*PROBLEM DETAILS*. Take the records below and extract, word for word, the lines from the one containing "Type out the text in this image." through the final line, inclusive. Omit pictures.

......

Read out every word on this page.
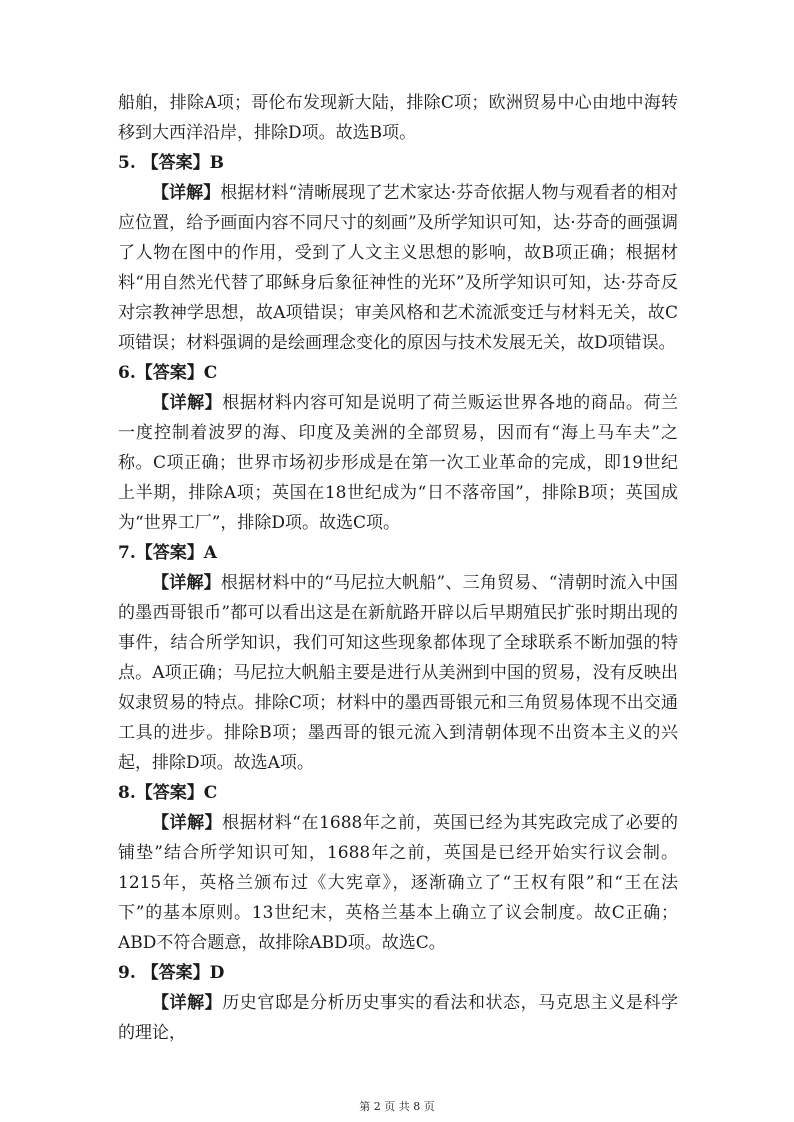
船舶，排除A项；哥伦布发现新大陆，排除C项；欧洲贸易中心由地中海转移到大西洋沿岸，排除D项。故选B项。

5. 【答案】B

【详解】根据材料“清晰展现了艺术家达·芬奇依据人物与观看者的相对应位置，给予画面内容不同尺寸的刻画”及所学知识可知，达·芬奇的画强调了人物在图中的作用，受到了人文主义思想的影响，故B项正确；根据材料“用自然光代替了耶稣身后象征神性的光环”及所学知识可知，达·芬奇反对宗教神学思想，故A项错误；审美风格和艺术流派变迁与材料无关，故C项错误；材料强调的是绘画理念变化的原因与技术发展无关，故D项错误。

6.【答案】C

【详解】根据材料内容可知是说明了荷兰贩运世界各地的商品。荷兰一度控制着波罗的海、印度及美洲的全部贸易，因而有“海上马车夫”之称。C项正确；世界市场初步形成是在第一次工业革命的完成，即19世纪上半期，排除A项；英国在18世纪成为“日不落帝国”，排除B项；英国成为“世界工厂”，排除D项。故选C项。

7.【答案】A

【详解】根据材料中的“马尼拉大帆船”、三角贸易、“清朝时流入中国的墨西哥银币”都可以看出这是在新航路开辟以后早期殖民扩张时期出现的事件，结合所学知识，我们可知这些现象都体现了全球联系不断加强的特点。A项正确；马尼拉大帆船主要是进行从美洲到中国的贸易，没有反映出奴隶贸易的特点。排除C项；材料中的墨西哥银元和三角贸易体现不出交通工具的进步。排除B项；墨西哥的银元流入到清朝体现不出资本主义的兴起，排除D项。故选A项。

8.【答案】C

【详解】根据材料“在1688年之前，英国已经为其宪政完成了必要的铺垫”结合所学知识可知，1688年之前，英国是已经开始实行议会制。1215年，英格兰颁布过《大宪章》，逐渐确立了“王权有限”和“王在法下”的基本原则。13世纪末，英格兰基本上确立了议会制度。故C正确；ABD不符合题意，故排除ABD项。故选C。

9. 【答案】D

【详解】历史官邸是分析历史事实的看法和状态，马克思主义是科学的理论，

第 2 页 共 8 页
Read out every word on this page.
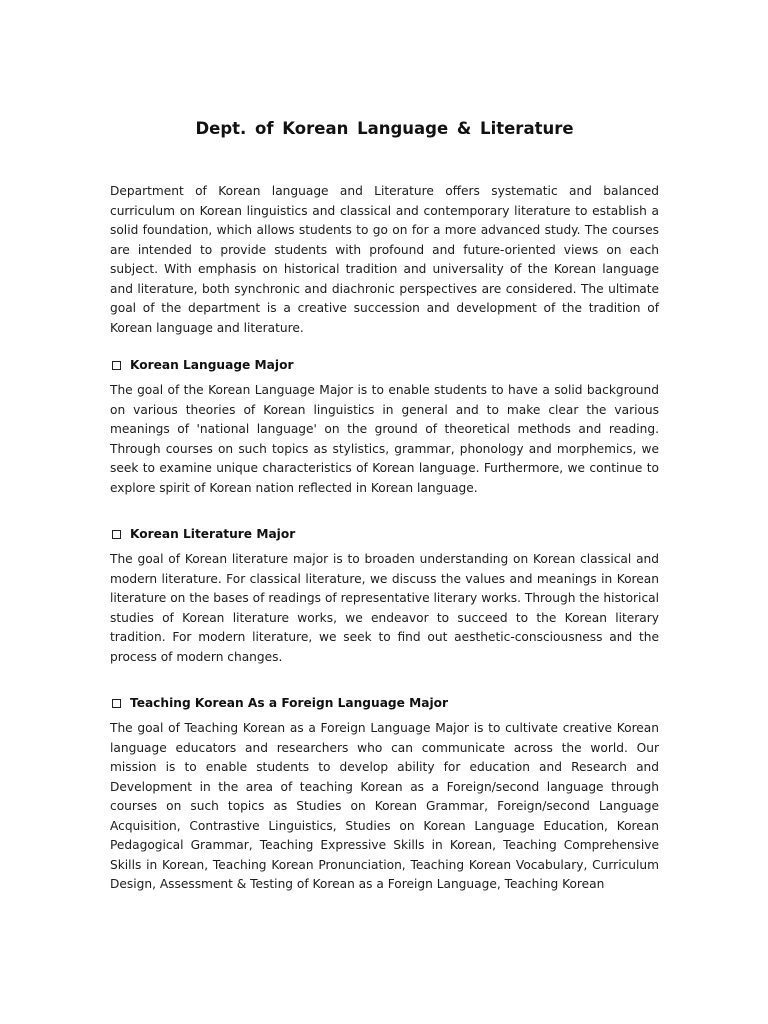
Dept. of Korean Language & Literature

Department of Korean language and Literature offers systematic and balanced curriculum on Korean linguistics and classical and contemporary literature to establish a solid foundation, which allows students to go on for a more advanced study. The courses are intended to provide students with profound and future-oriented views on each subject. With emphasis on historical tradition and universality of the Korean language and literature, both synchronic and diachronic perspectives are considered. The ultimate goal of the department is a creative succession and development of the tradition of Korean language and literature.

Korean Language Major

The goal of the Korean Language Major is to enable students to have a solid background on various theories of Korean linguistics in general and to make clear the various meanings of 'national language' on the ground of theoretical methods and reading. Through courses on such topics as stylistics, grammar, phonology and morphemics, we seek to examine unique characteristics of Korean language. Furthermore, we continue to explore spirit of Korean nation reflected in Korean language.

Korean Literature Major

The goal of Korean literature major is to broaden understanding on Korean classical and modern literature. For classical literature, we discuss the values and meanings in Korean literature on the bases of readings of representative literary works. Through the historical studies of Korean literature works, we endeavor to succeed to the Korean literary tradition. For modern literature, we seek to find out aesthetic-consciousness and the process of modern changes.

Teaching Korean As a Foreign Language Major

The goal of Teaching Korean as a Foreign Language Major is to cultivate creative Korean language educators and researchers who can communicate across the world. Our mission is to enable students to develop ability for education and Research and Development in the area of teaching Korean as a Foreign/second language through courses on such topics as Studies on Korean Grammar, Foreign/second Language Acquisition, Contrastive Linguistics, Studies on Korean Language Education, Korean Pedagogical Grammar, Teaching Expressive Skills in Korean, Teaching Comprehensive Skills in Korean, Teaching Korean Pronunciation, Teaching Korean Vocabulary, Curriculum Design, Assessment & Testing of Korean as a Foreign Language, Teaching Korean
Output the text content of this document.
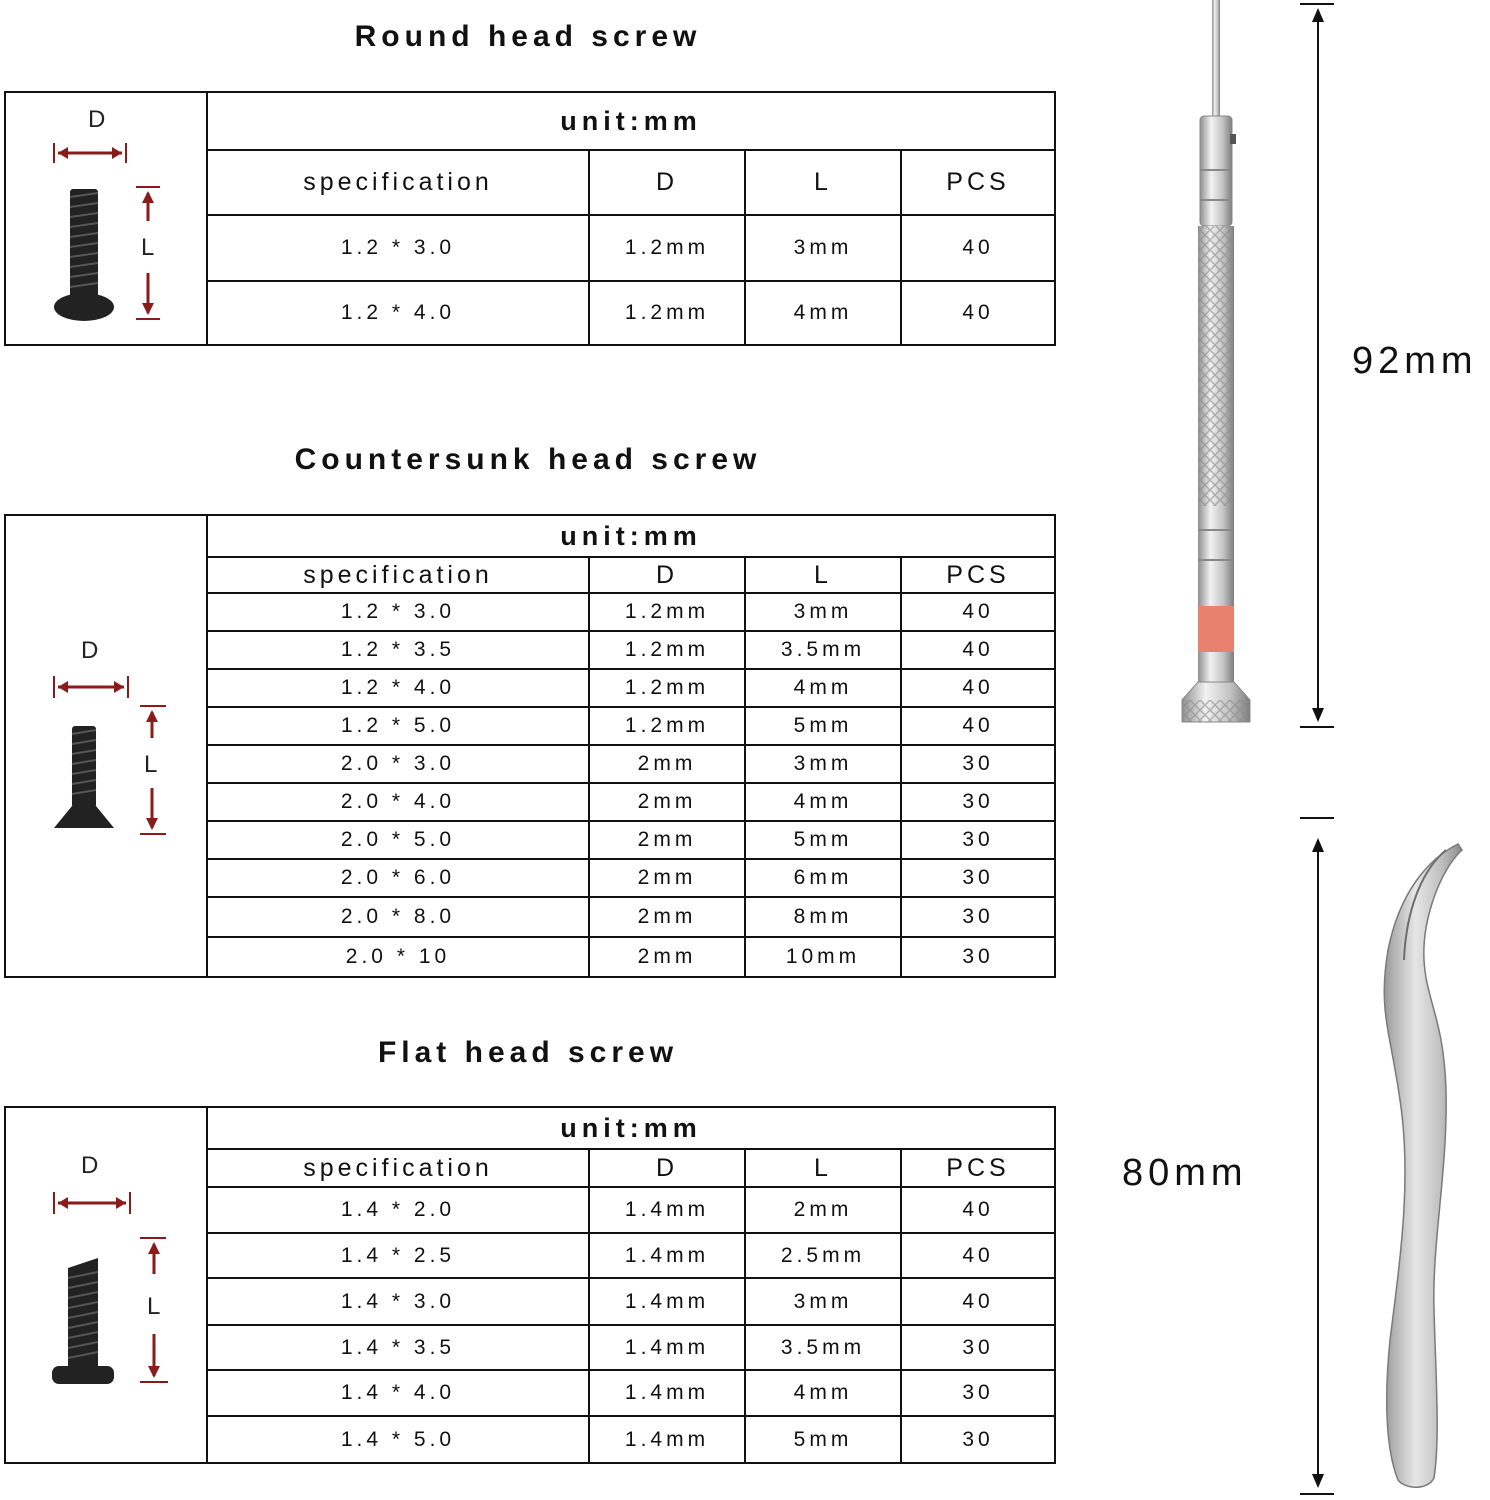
Round head screw
D
L
unit:mm
specification	D	L	PCS
1.2 * 3.0	1.2mm	3mm	40
1.2 * 4.0	1.2mm	4mm	40
Countersunk head screw
D
L
unit:mm
specification	D	L	PCS
1.2 * 3.0	1.2mm	3mm	40
1.2 * 3.5	1.2mm	3.5mm	40
1.2 * 4.0	1.2mm	4mm	40
1.2 * 5.0	1.2mm	5mm	40
2.0 * 3.0	2mm	3mm	30
2.0 * 4.0	2mm	4mm	30
2.0 * 5.0	2mm	5mm	30
2.0 * 6.0	2mm	6mm	30
2.0 * 8.0	2mm	8mm	30
2.0 * 10	2mm	10mm	30
Flat head screw
D
L
unit:mm
specification	D	L	PCS
1.4 * 2.0	1.4mm	2mm	40
1.4 * 2.5	1.4mm	2.5mm	40
1.4 * 3.0	1.4mm	3mm	40
1.4 * 3.5	1.4mm	3.5mm	30
1.4 * 4.0	1.4mm	4mm	30
1.4 * 5.0	1.4mm	5mm	30
92mm
80mm
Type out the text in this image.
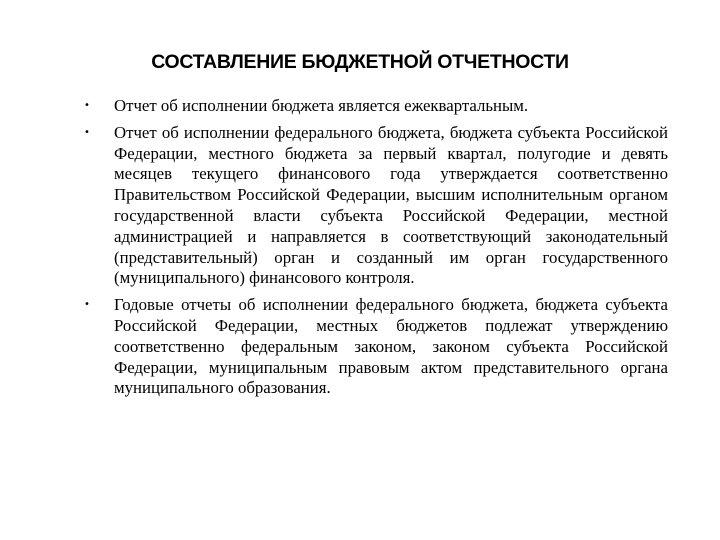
СОСТАВЛЕНИЕ БЮДЖЕТНОЙ ОТЧЕТНОСТИ
• Отчет об исполнении бюджета является ежеквартальным.
• Отчет об исполнении федерального бюджета, бюджета субъекта Российской Федерации, местного бюджета за первый квартал, полугодие и девять месяцев текущего финансового года утверждается соответственно Правительством Российской Федерации, высшим исполнительным органом государственной власти субъекта Российской Федерации, местной администрацией и направляется в соответствующий законодательный (представительный) орган и созданный им орган государственного (муниципального) финансового контроля.
• Годовые отчеты об исполнении федерального бюджета, бюджета субъекта Российской Федерации, местных бюджетов подлежат утверждению соответственно федеральным законом, законом субъекта Российской Федерации, муниципальным правовым актом представительного органа муниципального образования.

......

*RIGHT ANSWER*.
Type out the text in this image.
СОСТАВЛЕНИЕ БЮДЖЕТНОЙ ОТЧЕТНОСТИ
• Отчет об исполнении бюджета является ежеквартальным.
• Отчет об исполнении федерального бюджета, бюджета субъекта Российской Федерации, местного бюджета за первый квартал, полугодие и девять месяцев текущего финансового года утверждается соответственно Правительством Российской Федерации, высшим исполнительным органом государственной власти субъекта Российской Федерации, местной администрацией и направляется в соответствующий законодательный (представительный) орган и созданный им орган государственного (муниципального) финансового контроля.
• Годовые отчеты об исполнении федерального бюджета, бюджета субъекта Российской Федерации, местных бюджетов подлежат утверждению соответственно федеральным законом, законом субъекта Российской Федерации, муниципальным правовым актом представительного органа муниципального образования.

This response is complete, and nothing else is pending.